● **Data in this exercise**

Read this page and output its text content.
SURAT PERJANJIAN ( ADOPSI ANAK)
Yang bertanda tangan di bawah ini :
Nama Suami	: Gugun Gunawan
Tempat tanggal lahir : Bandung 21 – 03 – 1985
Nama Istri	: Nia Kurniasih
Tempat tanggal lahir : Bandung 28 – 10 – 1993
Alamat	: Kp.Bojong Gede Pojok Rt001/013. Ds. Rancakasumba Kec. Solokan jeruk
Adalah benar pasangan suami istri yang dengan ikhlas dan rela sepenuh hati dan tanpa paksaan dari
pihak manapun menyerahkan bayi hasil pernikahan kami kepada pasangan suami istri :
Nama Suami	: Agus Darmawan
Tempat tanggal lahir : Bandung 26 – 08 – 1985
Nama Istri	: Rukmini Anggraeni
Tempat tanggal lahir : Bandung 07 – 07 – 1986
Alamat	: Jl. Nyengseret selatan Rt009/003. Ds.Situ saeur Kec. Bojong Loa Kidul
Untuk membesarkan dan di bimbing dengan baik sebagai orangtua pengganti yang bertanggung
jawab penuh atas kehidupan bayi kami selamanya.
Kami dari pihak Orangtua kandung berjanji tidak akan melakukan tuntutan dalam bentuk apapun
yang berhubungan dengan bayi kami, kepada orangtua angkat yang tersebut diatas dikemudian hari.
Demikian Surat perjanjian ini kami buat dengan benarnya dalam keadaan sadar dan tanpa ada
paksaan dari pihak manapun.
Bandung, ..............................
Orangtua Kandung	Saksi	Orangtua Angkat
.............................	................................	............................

● **Required work**
Copy out the full set of records precisely, leaving nothing out.

● **Solution to this task**
Read this page and output its text content.
SURAT PERJANJIAN ( ADOPSI ANAK)
Yang bertanda tangan di bawah ini :
Nama Suami	: Gugun Gunawan
Tempat tanggal lahir : Bandung 21 – 03 – 1985
Nama Istri	: Nia Kurniasih
Tempat tanggal lahir : Bandung 28 – 10 – 1993
Alamat	: Kp.Bojong Gede Pojok Rt001/013. Ds. Rancakasumba Kec. Solokan jeruk
Adalah benar pasangan suami istri yang dengan ikhlas dan rela sepenuh hati dan tanpa paksaan dari
pihak manapun menyerahkan bayi hasil pernikahan kami kepada pasangan suami istri :
Nama Suami	: Agus Darmawan
Tempat tanggal lahir : Bandung 26 – 08 – 1985
Nama Istri	: Rukmini Anggraeni
Tempat tanggal lahir : Bandung 07 – 07 – 1986
Alamat	: Jl. Nyengseret selatan Rt009/003. Ds.Situ saeur Kec. Bojong Loa Kidul
Untuk membesarkan dan di bimbing dengan baik sebagai orangtua pengganti yang bertanggung
jawab penuh atas kehidupan bayi kami selamanya.
Kami dari pihak Orangtua kandung berjanji tidak akan melakukan tuntutan dalam bentuk apapun
yang berhubungan dengan bayi kami, kepada orangtua angkat yang tersebut diatas dikemudian hari.
Demikian Surat perjanjian ini kami buat dengan benarnya dalam keadaan sadar dan tanpa ada
paksaan dari pihak manapun.
Bandung, ..............................
Orangtua Kandung	Saksi	Orangtua Angkat
.............................	................................	............................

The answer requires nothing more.